EXERCISE REQUIREMENTS -
In the records that follow, show each line where the word "ffffff" is present.
-------- GIVEN ENTRIES
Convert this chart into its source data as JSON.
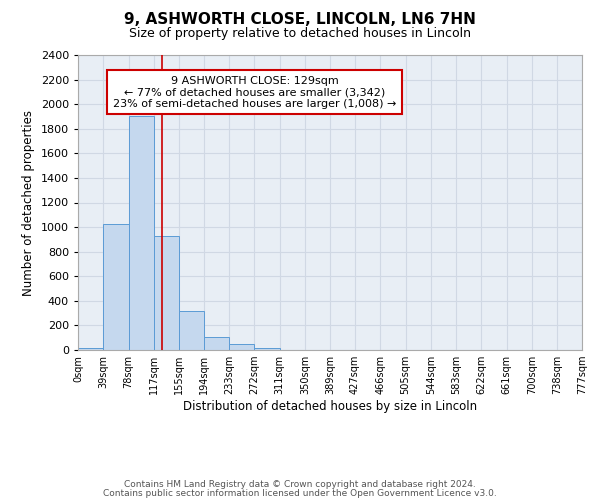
{
  "title": "9, ASHWORTH CLOSE, LINCOLN, LN6 7HN",
  "subtitle": "Size of property relative to detached houses in Lincoln",
  "xlabel": "Distribution of detached houses by size in Lincoln",
  "ylabel": "Number of detached properties",
  "bin_edges": [
    0,
    39,
    78,
    117,
    155,
    194,
    233,
    272,
    311,
    350,
    389,
    427,
    466,
    505,
    544,
    583,
    622,
    661,
    700,
    738,
    777
  ],
  "bin_counts": [
    20,
    1025,
    1900,
    930,
    320,
    105,
    50,
    20,
    0,
    0,
    0,
    0,
    0,
    0,
    0,
    0,
    0,
    0,
    0,
    0
  ],
  "bar_color": "#c5d8ee",
  "bar_edge_color": "#5b9bd5",
  "red_line_x": 129,
  "ylim": [
    0,
    2400
  ],
  "yticks": [
    0,
    200,
    400,
    600,
    800,
    1000,
    1200,
    1400,
    1600,
    1800,
    2000,
    2200,
    2400
  ],
  "xtick_labels": [
    "0sqm",
    "39sqm",
    "78sqm",
    "117sqm",
    "155sqm",
    "194sqm",
    "233sqm",
    "272sqm",
    "311sqm",
    "350sqm",
    "389sqm",
    "427sqm",
    "466sqm",
    "505sqm",
    "544sqm",
    "583sqm",
    "622sqm",
    "661sqm",
    "700sqm",
    "738sqm",
    "777sqm"
  ],
  "annotation_title": "9 ASHWORTH CLOSE: 129sqm",
  "annotation_line1": "← 77% of detached houses are smaller (3,342)",
  "annotation_line2": "23% of semi-detached houses are larger (1,008) →",
  "annotation_box_color": "#ffffff",
  "annotation_box_edge": "#cc0000",
  "footer_line1": "Contains HM Land Registry data © Crown copyright and database right 2024.",
  "footer_line2": "Contains public sector information licensed under the Open Government Licence v3.0.",
  "plot_bg_color": "#e8eef5",
  "fig_bg_color": "#ffffff",
  "grid_color": "#d0d8e4"
}
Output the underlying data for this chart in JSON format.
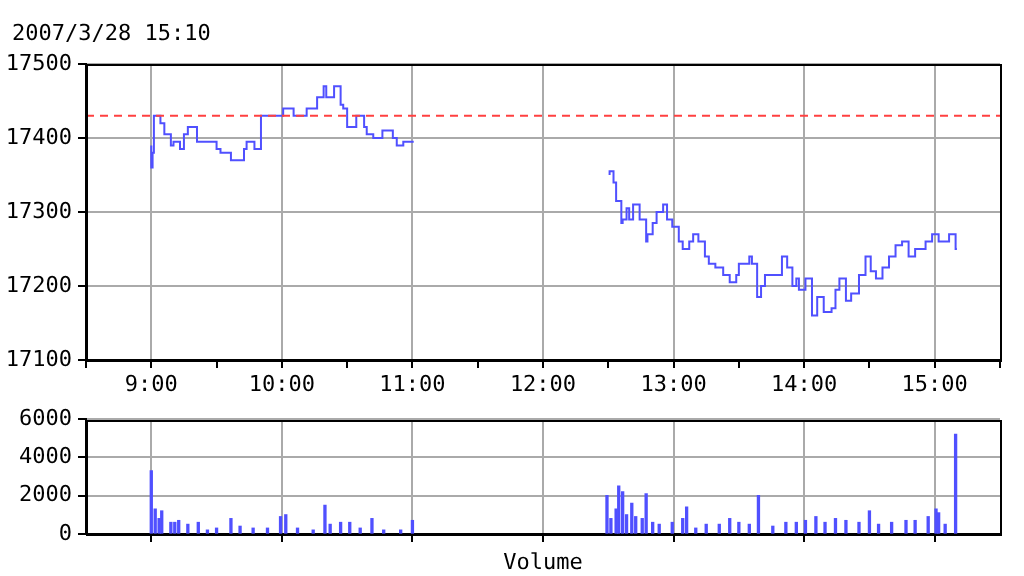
{
  "chart_data": [
    {
      "type": "step",
      "subtitle": "2007/3/28 15:10",
      "x": [
        9.0,
        9.01,
        9.02,
        9.07,
        9.1,
        9.15,
        9.17,
        9.22,
        9.25,
        9.28,
        9.35,
        9.38,
        9.45,
        9.5,
        9.53,
        9.61,
        9.71,
        9.73,
        9.79,
        9.84,
        10.01,
        10.09,
        10.19,
        10.27,
        10.32,
        10.34,
        10.4,
        10.45,
        10.47,
        10.5,
        10.52,
        10.57,
        10.63,
        10.65,
        10.7,
        10.77,
        10.85,
        10.88,
        10.93,
        11.01,
        11.75,
        12.51,
        12.54,
        12.56,
        12.6,
        12.61,
        12.64,
        12.66,
        12.69,
        12.74,
        12.79,
        12.8,
        12.84,
        12.87,
        12.92,
        12.95,
        12.99,
        13.04,
        13.07,
        13.12,
        13.15,
        13.19,
        13.24,
        13.27,
        13.32,
        13.38,
        13.43,
        13.48,
        13.5,
        13.58,
        13.6,
        13.64,
        13.67,
        13.7,
        13.76,
        13.83,
        13.87,
        13.91,
        13.94,
        13.96,
        14.01,
        14.06,
        14.1,
        14.15,
        14.21,
        14.24,
        14.27,
        14.32,
        14.36,
        14.42,
        14.47,
        14.51,
        14.55,
        14.6,
        14.65,
        14.7,
        14.75,
        14.8,
        14.85,
        14.93,
        14.98,
        15.03,
        15.11,
        15.16,
        15.17
      ],
      "series": [
        {
          "color": "#5050ff",
          "values": [
            17390,
            17360,
            17380,
            17430,
            17420,
            17405,
            17390,
            17395,
            17385,
            17405,
            17415,
            17395,
            17395,
            17395,
            17385,
            17380,
            17370,
            17385,
            17395,
            17385,
            17430,
            17440,
            17430,
            17440,
            17455,
            17470,
            17455,
            17470,
            17445,
            17440,
            17415,
            17415,
            17430,
            17415,
            17405,
            17400,
            17410,
            17400,
            17390,
            17395,
            null,
            17350,
            17355,
            17340,
            17315,
            17285,
            17290,
            17305,
            17290,
            17310,
            17290,
            17260,
            17270,
            17285,
            17300,
            17310,
            17290,
            17280,
            17260,
            17250,
            17260,
            17270,
            17260,
            17240,
            17230,
            17225,
            17215,
            17205,
            17215,
            17230,
            17240,
            17230,
            17185,
            17200,
            17215,
            17215,
            17240,
            17225,
            17200,
            17210,
            17195,
            17210,
            17160,
            17185,
            17165,
            17170,
            17195,
            17210,
            17180,
            17190,
            17215,
            17240,
            17220,
            17210,
            17225,
            17240,
            17255,
            17260,
            17240,
            17250,
            17260,
            17270,
            17260,
            17270,
            17250
          ]
        }
      ],
      "xlim": [
        8.5,
        15.5
      ],
      "ylim": [
        17100,
        17500
      ],
      "xticks": [
        {
          "value": 8.5,
          "label": null
        },
        {
          "value": 9,
          "label": "9:00"
        },
        {
          "value": 9.5,
          "label": null
        },
        {
          "value": 10,
          "label": "10:00"
        },
        {
          "value": 10.5,
          "label": null
        },
        {
          "value": 11,
          "label": "11:00"
        },
        {
          "value": 11.5,
          "label": null
        },
        {
          "value": 12,
          "label": "12:00"
        },
        {
          "value": 12.5,
          "label": null
        },
        {
          "value": 13,
          "label": "13:00"
        },
        {
          "value": 13.5,
          "label": null
        },
        {
          "value": 14,
          "label": "14:00"
        },
        {
          "value": 14.5,
          "label": null
        },
        {
          "value": 15,
          "label": "15:00"
        },
        {
          "value": 15.5,
          "label": null
        }
      ],
      "yticks": [
        17100,
        17200,
        17300,
        17400,
        17500
      ],
      "ref_lines": [
        {
          "axis": "y",
          "value": 17430,
          "color": "#ff4040",
          "line_style": "dashed"
        }
      ],
      "grid": true,
      "legend": false
    },
    {
      "type": "bar",
      "xlabel": "Volume",
      "x": [
        9.0,
        9.03,
        9.06,
        9.08,
        9.15,
        9.18,
        9.21,
        9.28,
        9.36,
        9.43,
        9.5,
        9.61,
        9.68,
        9.78,
        9.89,
        9.99,
        10.03,
        10.12,
        10.24,
        10.33,
        10.37,
        10.45,
        10.52,
        10.6,
        10.69,
        10.78,
        10.91,
        11.0,
        12.49,
        12.52,
        12.56,
        12.58,
        12.61,
        12.64,
        12.68,
        12.71,
        12.76,
        12.79,
        12.84,
        12.89,
        12.99,
        13.07,
        13.1,
        13.17,
        13.25,
        13.35,
        13.43,
        13.5,
        13.58,
        13.65,
        13.76,
        13.86,
        13.94,
        14.01,
        14.09,
        14.16,
        14.24,
        14.32,
        14.42,
        14.5,
        14.57,
        14.67,
        14.78,
        14.85,
        14.95,
        15.01,
        15.03,
        15.08,
        15.16
      ],
      "series": [
        {
          "color": "#5050ff",
          "values": [
            3300,
            1300,
            800,
            1200,
            600,
            600,
            700,
            500,
            600,
            200,
            300,
            800,
            400,
            300,
            300,
            900,
            1000,
            300,
            200,
            1500,
            500,
            600,
            600,
            300,
            800,
            200,
            200,
            700,
            2000,
            800,
            1300,
            2500,
            2200,
            1000,
            1600,
            900,
            800,
            2100,
            600,
            500,
            600,
            800,
            1400,
            300,
            500,
            500,
            800,
            600,
            500,
            2000,
            400,
            600,
            600,
            700,
            900,
            600,
            800,
            700,
            600,
            1200,
            500,
            600,
            700,
            700,
            900,
            1300,
            1100,
            500,
            5200
          ]
        }
      ],
      "xlim": [
        8.5,
        15.5
      ],
      "ylim": [
        0,
        6000
      ],
      "xticks": [
        {
          "value": 9,
          "label": null
        },
        {
          "value": 10,
          "label": null
        },
        {
          "value": 11,
          "label": null
        },
        {
          "value": 12,
          "label": null
        },
        {
          "value": 13,
          "label": null
        },
        {
          "value": 14,
          "label": null
        },
        {
          "value": 15,
          "label": null
        }
      ],
      "yticks": [
        0,
        2000,
        4000,
        6000
      ],
      "grid": true,
      "legend": false,
      "tick_labels": "y"
    }
  ]
}
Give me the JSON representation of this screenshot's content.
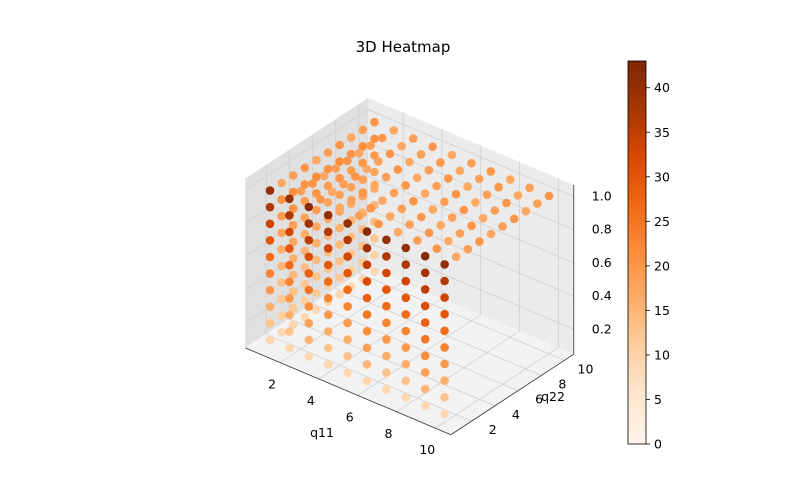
{
  "chart_data": {
    "type": "scatter",
    "subtype": "3d-voxel-heatmap",
    "title": "3D Heatmap",
    "xlabel": "q11",
    "ylabel": "q22",
    "zlabel": "",
    "x_range": [
      1,
      10
    ],
    "y_range": [
      1,
      10
    ],
    "z_range": [
      0.1,
      1.0
    ],
    "x_ticks": [
      2,
      4,
      6,
      8,
      10
    ],
    "y_ticks": [
      2,
      4,
      6,
      8,
      10
    ],
    "z_ticks": [
      0.2,
      0.4,
      0.6,
      0.8,
      1.0
    ],
    "grid": true,
    "grid_points": {
      "x_values": [
        1,
        2,
        3,
        4,
        5,
        6,
        7,
        8,
        9,
        10
      ],
      "y_values": [
        1,
        2,
        3,
        4,
        5,
        6,
        7,
        8,
        9,
        10
      ],
      "z_values": [
        0.1,
        0.2,
        0.3,
        0.4,
        0.5,
        0.6,
        0.7,
        0.8,
        0.9,
        1.0
      ]
    },
    "value_pattern": "value increases with z (height) and is highest on the front face at low q22; back faces mid-range ~15-20; bottom layer lowest ~5-10",
    "colormap": "Oranges",
    "colorbar": {
      "range": [
        0,
        43
      ],
      "ticks": [
        0,
        5,
        10,
        15,
        20,
        25,
        30,
        35,
        40
      ]
    }
  }
}
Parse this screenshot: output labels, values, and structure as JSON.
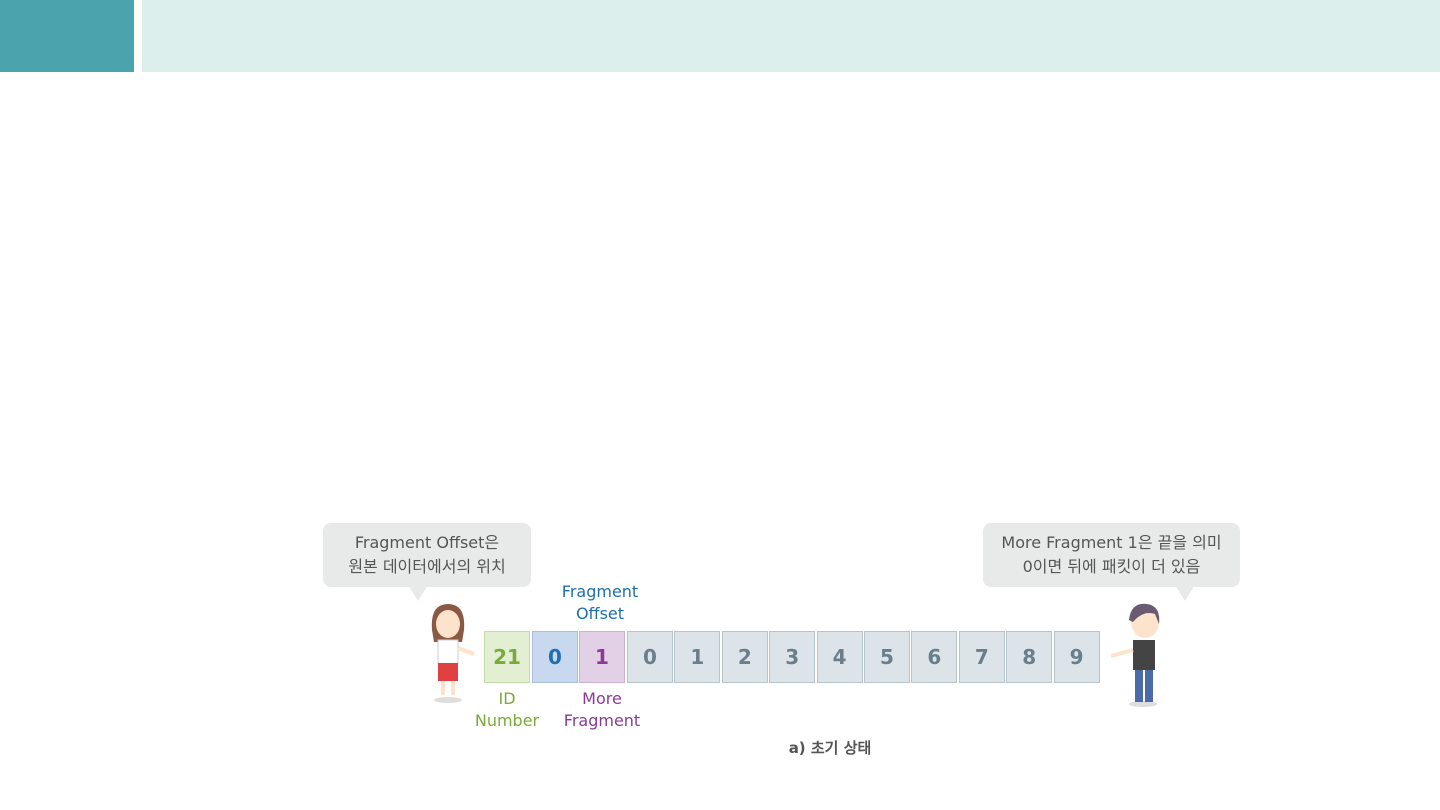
{
  "bubble_left": {
    "line1": "Fragment Offset은",
    "line2": "원본 데이터에서의 위치"
  },
  "bubble_right": {
    "line1": "More Fragment 1은 끝을 의미",
    "line2": "0이면 뒤에 패킷이 더 있음"
  },
  "labels": {
    "fragment_offset_1": "Fragment",
    "fragment_offset_2": "Offset",
    "id_1": "ID",
    "id_2": "Number",
    "more_1": "More",
    "more_2": "Fragment"
  },
  "header_cells": {
    "id": "21",
    "offset": "0",
    "more": "1"
  },
  "data_cells": [
    "0",
    "1",
    "2",
    "3",
    "4",
    "5",
    "6",
    "7",
    "8",
    "9"
  ],
  "caption": "a) 초기 상태",
  "colors": {
    "id": "#7aab3a",
    "offset": "#1f6fb0",
    "more": "#8a3a96"
  }
}
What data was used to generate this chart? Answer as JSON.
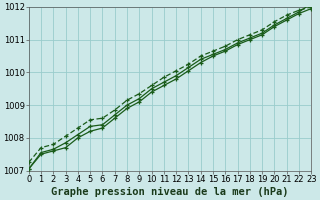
{
  "xlabel": "Graphe pression niveau de la mer (hPa)",
  "ylim": [
    1007,
    1012
  ],
  "xlim": [
    0,
    23
  ],
  "yticks": [
    1007,
    1008,
    1009,
    1010,
    1011,
    1012
  ],
  "xticks": [
    0,
    1,
    2,
    3,
    4,
    5,
    6,
    7,
    8,
    9,
    10,
    11,
    12,
    13,
    14,
    15,
    16,
    17,
    18,
    19,
    20,
    21,
    22,
    23
  ],
  "bg_color": "#cce8e8",
  "grid_color": "#99cccc",
  "line_color": "#1a5c1a",
  "line1_x": [
    0,
    1,
    2,
    3,
    4,
    5,
    6,
    7,
    8,
    9,
    10,
    11,
    12,
    13,
    14,
    15,
    16,
    17,
    18,
    19,
    20,
    21,
    22,
    23
  ],
  "line1_y": [
    1007.05,
    1007.5,
    1007.6,
    1007.7,
    1008.0,
    1008.2,
    1008.3,
    1008.6,
    1008.9,
    1009.1,
    1009.4,
    1009.6,
    1009.8,
    1010.05,
    1010.3,
    1010.5,
    1010.65,
    1010.85,
    1011.0,
    1011.15,
    1011.4,
    1011.6,
    1011.8,
    1011.95
  ],
  "line2_x": [
    0,
    1,
    2,
    3,
    4,
    5,
    6,
    7,
    8,
    9,
    10,
    11,
    12,
    13,
    14,
    15,
    16,
    17,
    18,
    19,
    20,
    21,
    22,
    23
  ],
  "line2_y": [
    1007.25,
    1007.7,
    1007.8,
    1008.05,
    1008.3,
    1008.55,
    1008.6,
    1008.85,
    1009.15,
    1009.35,
    1009.6,
    1009.85,
    1010.05,
    1010.25,
    1010.5,
    1010.65,
    1010.8,
    1011.0,
    1011.15,
    1011.3,
    1011.55,
    1011.75,
    1011.9,
    1012.0
  ],
  "line3_x": [
    0,
    1,
    2,
    3,
    4,
    5,
    6,
    7,
    8,
    9,
    10,
    11,
    12,
    13,
    14,
    15,
    16,
    17,
    18,
    19,
    20,
    21,
    22,
    23
  ],
  "line3_y": [
    1007.05,
    1007.55,
    1007.65,
    1007.85,
    1008.1,
    1008.35,
    1008.4,
    1008.7,
    1009.0,
    1009.2,
    1009.5,
    1009.7,
    1009.9,
    1010.15,
    1010.4,
    1010.55,
    1010.7,
    1010.9,
    1011.05,
    1011.2,
    1011.45,
    1011.65,
    1011.85,
    1012.1
  ],
  "tick_fontsize": 6.0,
  "label_fontsize": 7.5
}
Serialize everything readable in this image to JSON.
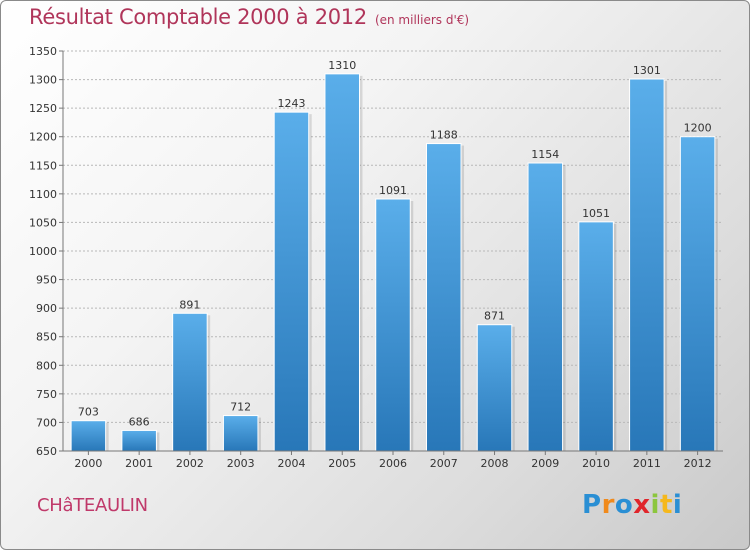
{
  "page": {
    "city": "CHâTEAULIN",
    "logo_letters": [
      {
        "ch": "P",
        "color": "#2a8fd4"
      },
      {
        "ch": "r",
        "color": "#f08a1c"
      },
      {
        "ch": "o",
        "color": "#2a8fd4"
      },
      {
        "ch": "x",
        "color": "#e0252b"
      },
      {
        "ch": "i",
        "color": "#8cc63e"
      },
      {
        "ch": "t",
        "color": "#f5b81c"
      },
      {
        "ch": "i",
        "color": "#2a8fd4"
      }
    ]
  },
  "chart_data": {
    "type": "bar",
    "title": "Résultat Comptable 2000 à 2012",
    "unit_label": "(en milliers d'€)",
    "xlabel": "",
    "ylabel": "",
    "categories": [
      "2000",
      "2001",
      "2002",
      "2003",
      "2004",
      "2005",
      "2006",
      "2007",
      "2008",
      "2009",
      "2010",
      "2011",
      "2012"
    ],
    "values": [
      703,
      686,
      891,
      712,
      1243,
      1310,
      1091,
      1188,
      871,
      1154,
      1051,
      1301,
      1200
    ],
    "ylim": [
      650,
      1350
    ],
    "yticks": [
      650,
      700,
      750,
      800,
      850,
      900,
      950,
      1000,
      1050,
      1100,
      1150,
      1200,
      1250,
      1300,
      1350
    ],
    "grid": true,
    "bar_color": "#4a9fdc",
    "title_color": "#b0355a"
  }
}
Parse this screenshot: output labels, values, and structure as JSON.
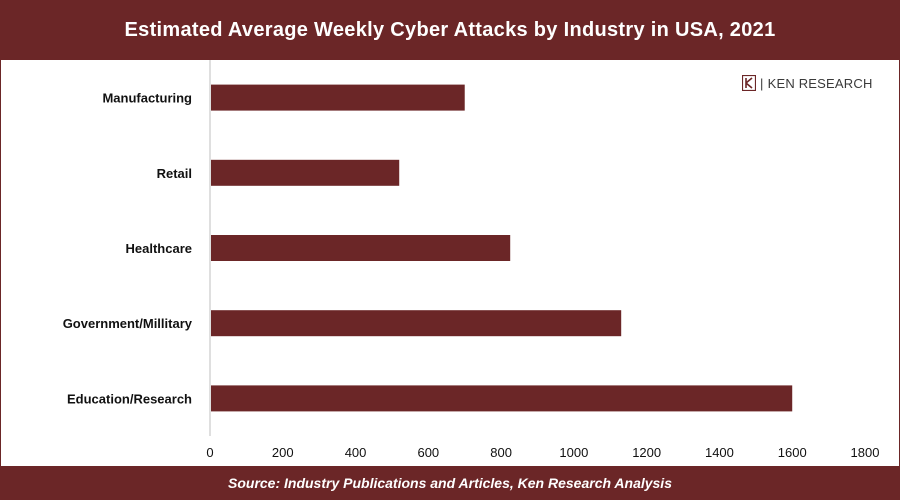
{
  "title": "Estimated Average Weekly Cyber Attacks by Industry in USA, 2021",
  "source": "Source: Industry Publications and Articles, Ken Research Analysis",
  "logo": {
    "text": "KEN RESEARCH",
    "mark": "K"
  },
  "colors": {
    "brand": "#6b2627",
    "bar": "#6b2627"
  },
  "chart_data": {
    "type": "bar",
    "orientation": "horizontal",
    "categories": [
      "Manufacturing",
      "Retail",
      "Healthcare",
      "Government/Millitary",
      "Education/Research"
    ],
    "values": [
      700,
      520,
      825,
      1130,
      1600
    ],
    "xlim": [
      0,
      1800
    ],
    "xticks": [
      0,
      200,
      400,
      600,
      800,
      1000,
      1200,
      1400,
      1600,
      1800
    ],
    "xtick_labels": [
      "0",
      "200",
      "400",
      "600",
      "800",
      "1000",
      "1200",
      "1400",
      "1600",
      "1800"
    ],
    "grid": false,
    "legend": "none"
  }
}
----------------
EXERCISE OUTPUT -
  "annotation_box_color": "#ffffff",
  "fig_bg_color": "#ffffff",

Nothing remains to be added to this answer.